→ Exercise requirements
Show each line from the listing that includes the word "POSSUM".
** begin Material provided **
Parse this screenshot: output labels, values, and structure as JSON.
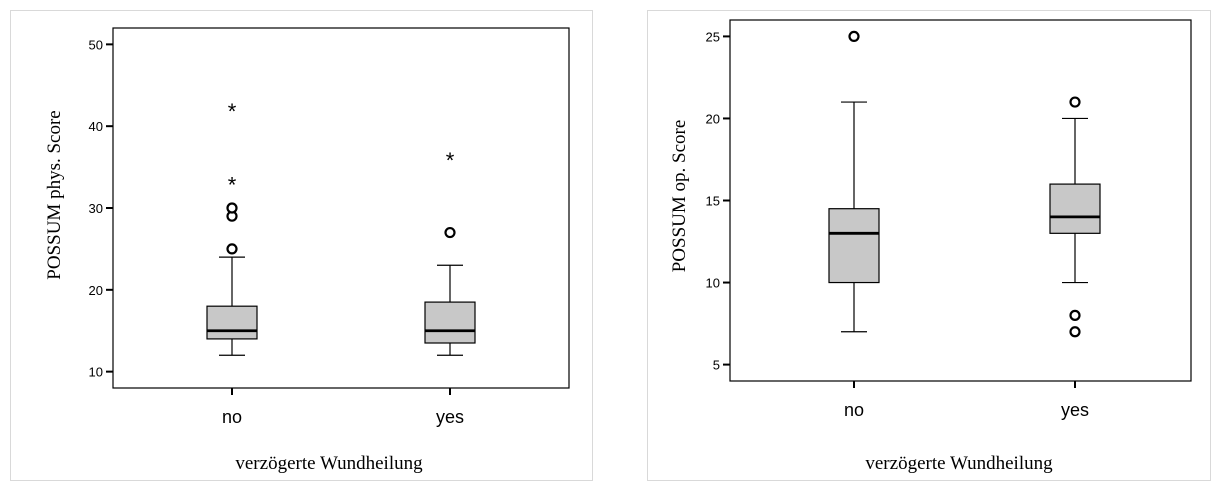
{
  "chart_data": [
    {
      "type": "boxplot",
      "title": "",
      "xlabel": "verzögerte Wundheilung",
      "ylabel": "POSSUM phys. Score",
      "ylim": [
        8,
        52
      ],
      "yticks": [
        10,
        20,
        30,
        40,
        50
      ],
      "categories": [
        "no",
        "yes"
      ],
      "boxes": [
        {
          "category": "no",
          "whisker_low": 12,
          "q1": 14,
          "median": 15,
          "q3": 18,
          "whisker_high": 24,
          "outliers": [
            25,
            29,
            30
          ],
          "extremes": [
            33,
            42
          ]
        },
        {
          "category": "yes",
          "whisker_low": 12,
          "q1": 13.5,
          "median": 15,
          "q3": 18.5,
          "whisker_high": 23,
          "outliers": [
            27
          ],
          "extremes": [
            36
          ]
        }
      ]
    },
    {
      "type": "boxplot",
      "title": "",
      "xlabel": "verzögerte Wundheilung",
      "ylabel": "POSSUM op. Score",
      "ylim": [
        4,
        26
      ],
      "yticks": [
        5,
        10,
        15,
        20,
        25
      ],
      "categories": [
        "no",
        "yes"
      ],
      "boxes": [
        {
          "category": "no",
          "whisker_low": 7,
          "q1": 10,
          "median": 13,
          "q3": 14.5,
          "whisker_high": 21,
          "outliers": [
            25
          ],
          "extremes": []
        },
        {
          "category": "yes",
          "whisker_low": 10,
          "q1": 13,
          "median": 14,
          "q3": 16,
          "whisker_high": 20,
          "outliers": [
            7,
            8,
            21
          ],
          "extremes": []
        }
      ]
    }
  ]
}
** end Material provided **
→ The response
      "ylabel": "POSSUM phys. Score",
      "ylabel": "POSSUM op. Score",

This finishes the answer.